* **Available data**
========

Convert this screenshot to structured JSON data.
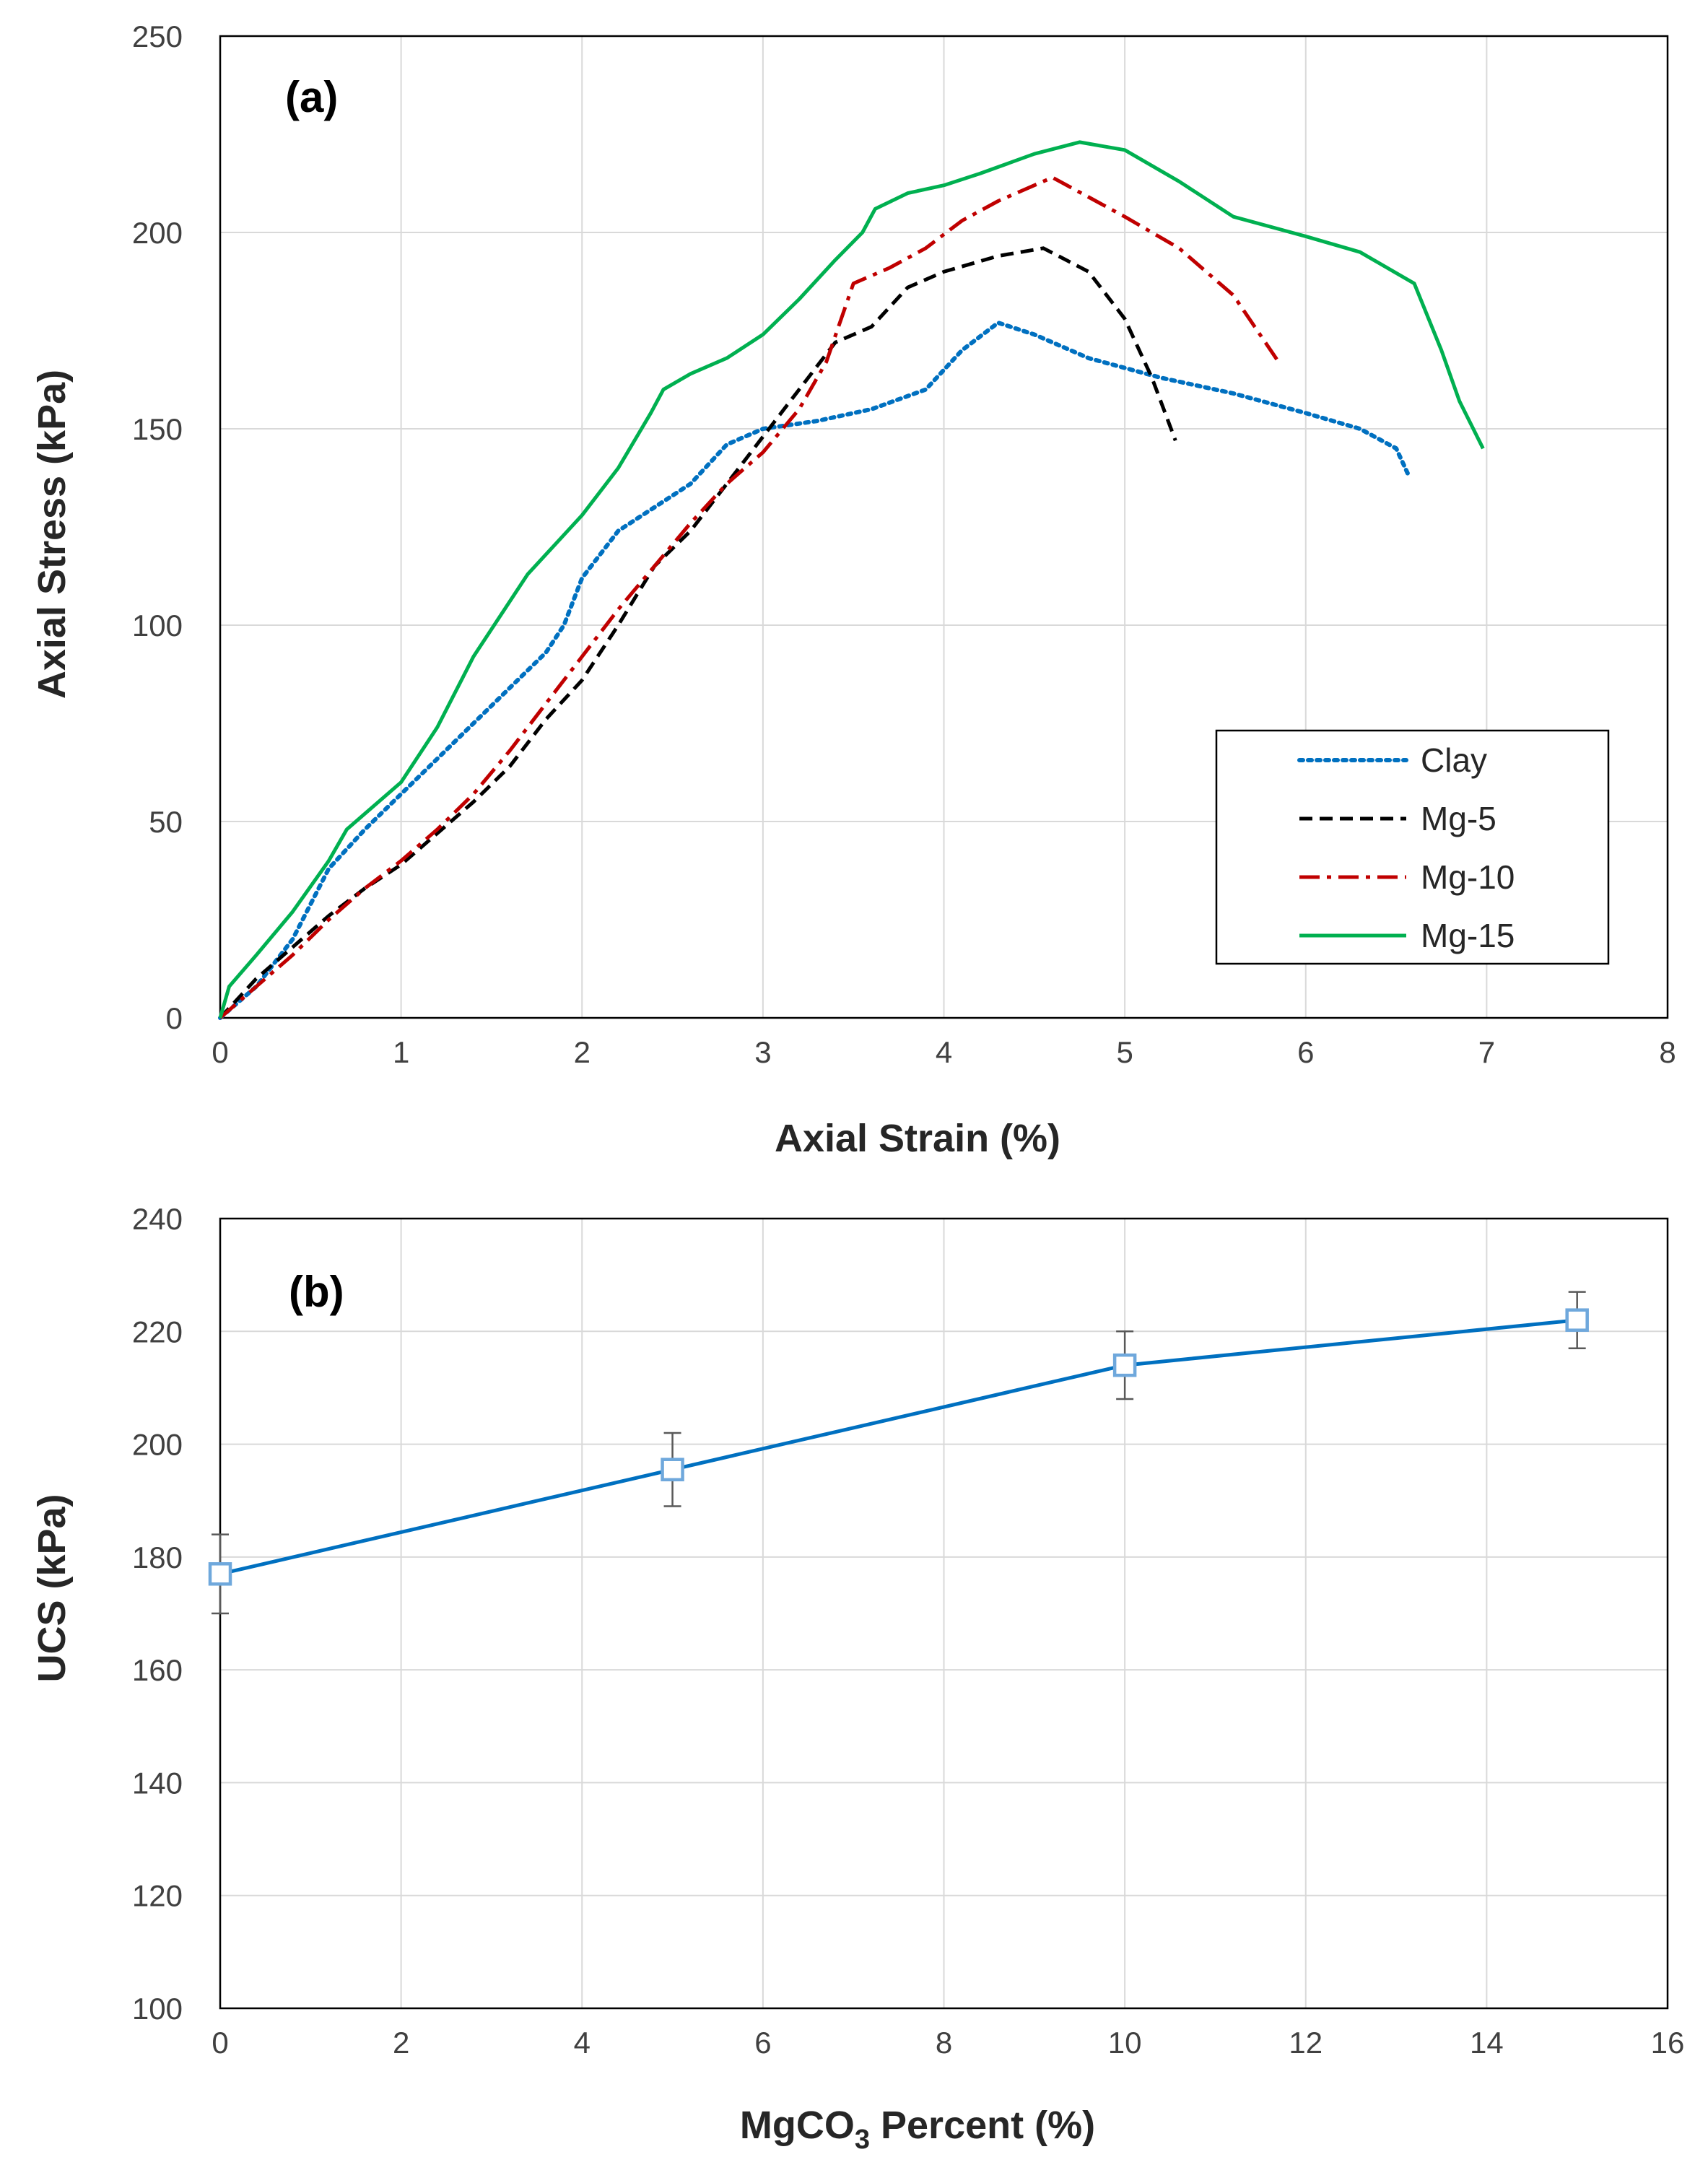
{
  "chart_data": [
    {
      "type": "line",
      "panel_label": "(a)",
      "xlabel": "Axial Strain (%)",
      "ylabel": "Axial Stress (kPa)",
      "xlim": [
        0,
        8
      ],
      "ylim": [
        0,
        250
      ],
      "x_ticks": [
        "0",
        "1",
        "2",
        "3",
        "4",
        "5",
        "6",
        "7",
        "8"
      ],
      "y_ticks": [
        "0",
        "50",
        "100",
        "150",
        "200",
        "250"
      ],
      "grid": true,
      "legend_position": "bottom-right",
      "series": [
        {
          "name": "Clay",
          "color": "#0070c0",
          "style": "dotted",
          "points": [
            [
              0,
              0
            ],
            [
              0.2,
              8
            ],
            [
              0.4,
              20
            ],
            [
              0.6,
              38
            ],
            [
              0.8,
              48
            ],
            [
              1.0,
              57
            ],
            [
              1.2,
              66
            ],
            [
              1.4,
              75
            ],
            [
              1.6,
              84
            ],
            [
              1.8,
              93
            ],
            [
              1.9,
              100
            ],
            [
              2.0,
              112
            ],
            [
              2.2,
              124
            ],
            [
              2.4,
              130
            ],
            [
              2.6,
              136
            ],
            [
              2.8,
              146
            ],
            [
              3.0,
              150
            ],
            [
              3.3,
              152
            ],
            [
              3.6,
              155
            ],
            [
              3.9,
              160
            ],
            [
              4.1,
              170
            ],
            [
              4.3,
              177
            ],
            [
              4.5,
              174
            ],
            [
              4.8,
              168
            ],
            [
              5.2,
              163
            ],
            [
              5.6,
              159
            ],
            [
              6.0,
              154
            ],
            [
              6.3,
              150
            ],
            [
              6.5,
              145
            ],
            [
              6.57,
              138
            ]
          ]
        },
        {
          "name": "Mg-5",
          "color": "#000000",
          "style": "dashed",
          "points": [
            [
              0,
              0
            ],
            [
              0.2,
              10
            ],
            [
              0.4,
              18
            ],
            [
              0.6,
              26
            ],
            [
              0.8,
              33
            ],
            [
              1.0,
              39
            ],
            [
              1.2,
              47
            ],
            [
              1.4,
              55
            ],
            [
              1.6,
              64
            ],
            [
              1.8,
              76
            ],
            [
              2.0,
              86
            ],
            [
              2.2,
              100
            ],
            [
              2.4,
              115
            ],
            [
              2.6,
              124
            ],
            [
              2.8,
              136
            ],
            [
              3.0,
              148
            ],
            [
              3.2,
              160
            ],
            [
              3.4,
              172
            ],
            [
              3.6,
              176
            ],
            [
              3.8,
              186
            ],
            [
              4.0,
              190
            ],
            [
              4.3,
              194
            ],
            [
              4.55,
              196
            ],
            [
              4.8,
              190
            ],
            [
              5.0,
              178
            ],
            [
              5.15,
              163
            ],
            [
              5.28,
              147
            ]
          ]
        },
        {
          "name": "Mg-10",
          "color": "#c00000",
          "style": "dashdot",
          "points": [
            [
              0,
              0
            ],
            [
              0.2,
              8
            ],
            [
              0.4,
              16
            ],
            [
              0.6,
              25
            ],
            [
              0.8,
              33
            ],
            [
              1.0,
              40
            ],
            [
              1.2,
              48
            ],
            [
              1.4,
              57
            ],
            [
              1.6,
              68
            ],
            [
              1.8,
              80
            ],
            [
              2.0,
              92
            ],
            [
              2.2,
              104
            ],
            [
              2.4,
              115
            ],
            [
              2.6,
              126
            ],
            [
              2.8,
              136
            ],
            [
              3.0,
              144
            ],
            [
              3.2,
              155
            ],
            [
              3.35,
              167
            ],
            [
              3.5,
              187
            ],
            [
              3.7,
              191
            ],
            [
              3.9,
              196
            ],
            [
              4.1,
              203
            ],
            [
              4.3,
              208
            ],
            [
              4.5,
              212
            ],
            [
              4.6,
              214
            ],
            [
              4.8,
              209
            ],
            [
              5.0,
              204
            ],
            [
              5.3,
              196
            ],
            [
              5.6,
              184
            ],
            [
              5.85,
              167
            ]
          ]
        },
        {
          "name": "Mg-15",
          "color": "#00b050",
          "style": "solid",
          "points": [
            [
              0,
              0
            ],
            [
              0.05,
              8
            ],
            [
              0.2,
              16
            ],
            [
              0.4,
              27
            ],
            [
              0.6,
              40
            ],
            [
              0.7,
              48
            ],
            [
              1.0,
              60
            ],
            [
              1.2,
              74
            ],
            [
              1.4,
              92
            ],
            [
              1.7,
              113
            ],
            [
              2.0,
              128
            ],
            [
              2.2,
              140
            ],
            [
              2.38,
              154
            ],
            [
              2.45,
              160
            ],
            [
              2.6,
              164
            ],
            [
              2.8,
              168
            ],
            [
              3.0,
              174
            ],
            [
              3.2,
              183
            ],
            [
              3.4,
              193
            ],
            [
              3.55,
              200
            ],
            [
              3.62,
              206
            ],
            [
              3.8,
              210
            ],
            [
              4.0,
              212
            ],
            [
              4.2,
              215
            ],
            [
              4.5,
              220
            ],
            [
              4.75,
              223
            ],
            [
              5.0,
              221
            ],
            [
              5.3,
              213
            ],
            [
              5.6,
              204
            ],
            [
              6.0,
              199
            ],
            [
              6.3,
              195
            ],
            [
              6.6,
              187
            ],
            [
              6.75,
              170
            ],
            [
              6.85,
              157
            ],
            [
              6.98,
              145
            ]
          ]
        }
      ]
    },
    {
      "type": "line",
      "panel_label": "(b)",
      "xlabel_main": "MgCO",
      "xlabel_sub": "3",
      "xlabel_tail": " Percent (%)",
      "ylabel": "UCS (kPa)",
      "xlim": [
        0,
        16
      ],
      "ylim": [
        100,
        240
      ],
      "x_ticks": [
        "0",
        "2",
        "4",
        "6",
        "8",
        "10",
        "12",
        "14",
        "16"
      ],
      "y_ticks": [
        "100",
        "120",
        "140",
        "160",
        "180",
        "200",
        "220",
        "240"
      ],
      "grid": true,
      "series": [
        {
          "name": "UCS",
          "color": "#0070c0",
          "marker": "open-square",
          "x": [
            0,
            5,
            10,
            15
          ],
          "y": [
            177,
            195.5,
            214,
            222
          ],
          "error": [
            7,
            6.5,
            6,
            5
          ]
        }
      ]
    }
  ]
}
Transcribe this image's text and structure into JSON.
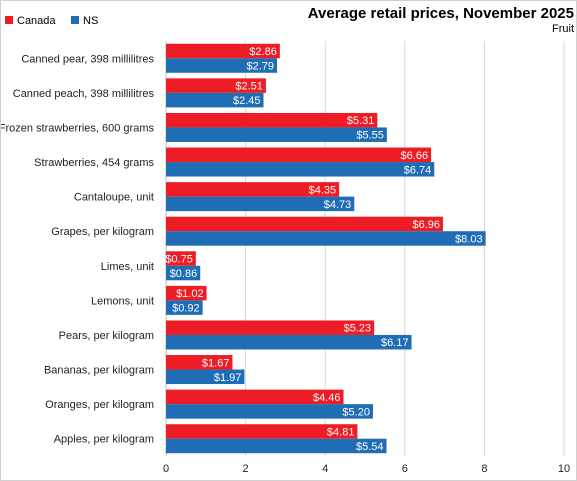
{
  "chart_data": {
    "type": "bar",
    "orientation": "horizontal",
    "title": "Average retail prices, November 2025",
    "subtitle": "Fruit",
    "xlim": [
      0,
      10
    ],
    "xticks": [
      0,
      2,
      4,
      6,
      8,
      10
    ],
    "grid": true,
    "legend_position": "top-left",
    "categories": [
      "Canned pear, 398 millilitres",
      "Canned peach, 398 millilitres",
      "Frozen strawberries, 600 grams",
      "Strawberries, 454 grams",
      "Cantaloupe, unit",
      "Grapes, per kilogram",
      "Limes, unit",
      "Lemons, unit",
      "Pears, per kilogram",
      "Bananas, per kilogram",
      "Oranges, per kilogram",
      "Apples, per kilogram"
    ],
    "series": [
      {
        "name": "Canada",
        "color": "#ee1c25",
        "values": [
          2.86,
          2.51,
          5.31,
          6.66,
          4.35,
          6.96,
          0.75,
          1.02,
          5.23,
          1.67,
          4.46,
          4.81
        ],
        "labels": [
          "$2.86",
          "$2.51",
          "$5.31",
          "$6.66",
          "$4.35",
          "$6.96",
          "$0.75",
          "$1.02",
          "$5.23",
          "$1.67",
          "$4.46",
          "$4.81"
        ]
      },
      {
        "name": "NS",
        "color": "#1f6db5",
        "values": [
          2.79,
          2.45,
          5.55,
          6.74,
          4.73,
          8.03,
          0.86,
          0.92,
          6.17,
          1.97,
          5.2,
          5.54
        ],
        "labels": [
          "$2.79",
          "$2.45",
          "$5.55",
          "$6.74",
          "$4.73",
          "$8.03",
          "$0.86",
          "$0.92",
          "$6.17",
          "$1.97",
          "$5.20",
          "$5.54"
        ]
      }
    ]
  }
}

========

* **Aim**
Extract the lines beginning with the one that contains "Transcribe this image's" and ending with the last line of the listing. Keep them exact and drop the pictures.

* **Result of this exercise**
Transcribe this image's text and structure into JSON.
{
  "chart_data": {
    "type": "bar",
    "orientation": "horizontal",
    "title": "Average retail prices, November 2025",
    "subtitle": "Fruit",
    "xlim": [
      0,
      10
    ],
    "xticks": [
      0,
      2,
      4,
      6,
      8,
      10
    ],
    "grid": true,
    "legend_position": "top-left",
    "categories": [
      "Canned pear, 398 millilitres",
      "Canned peach, 398 millilitres",
      "Frozen strawberries, 600 grams",
      "Strawberries, 454 grams",
      "Cantaloupe, unit",
      "Grapes, per kilogram",
      "Limes, unit",
      "Lemons, unit",
      "Pears, per kilogram",
      "Bananas, per kilogram",
      "Oranges, per kilogram",
      "Apples, per kilogram"
    ],
    "series": [
      {
        "name": "Canada",
        "color": "#ee1c25",
        "values": [
          2.86,
          2.51,
          5.31,
          6.66,
          4.35,
          6.96,
          0.75,
          1.02,
          5.23,
          1.67,
          4.46,
          4.81
        ],
        "labels": [
          "$2.86",
          "$2.51",
          "$5.31",
          "$6.66",
          "$4.35",
          "$6.96",
          "$0.75",
          "$1.02",
          "$5.23",
          "$1.67",
          "$4.46",
          "$4.81"
        ]
      },
      {
        "name": "NS",
        "color": "#1f6db5",
        "values": [
          2.79,
          2.45,
          5.55,
          6.74,
          4.73,
          8.03,
          0.86,
          0.92,
          6.17,
          1.97,
          5.2,
          5.54
        ],
        "labels": [
          "$2.79",
          "$2.45",
          "$5.55",
          "$6.74",
          "$4.73",
          "$8.03",
          "$0.86",
          "$0.92",
          "$6.17",
          "$1.97",
          "$5.20",
          "$5.54"
        ]
      }
    ]
  }
}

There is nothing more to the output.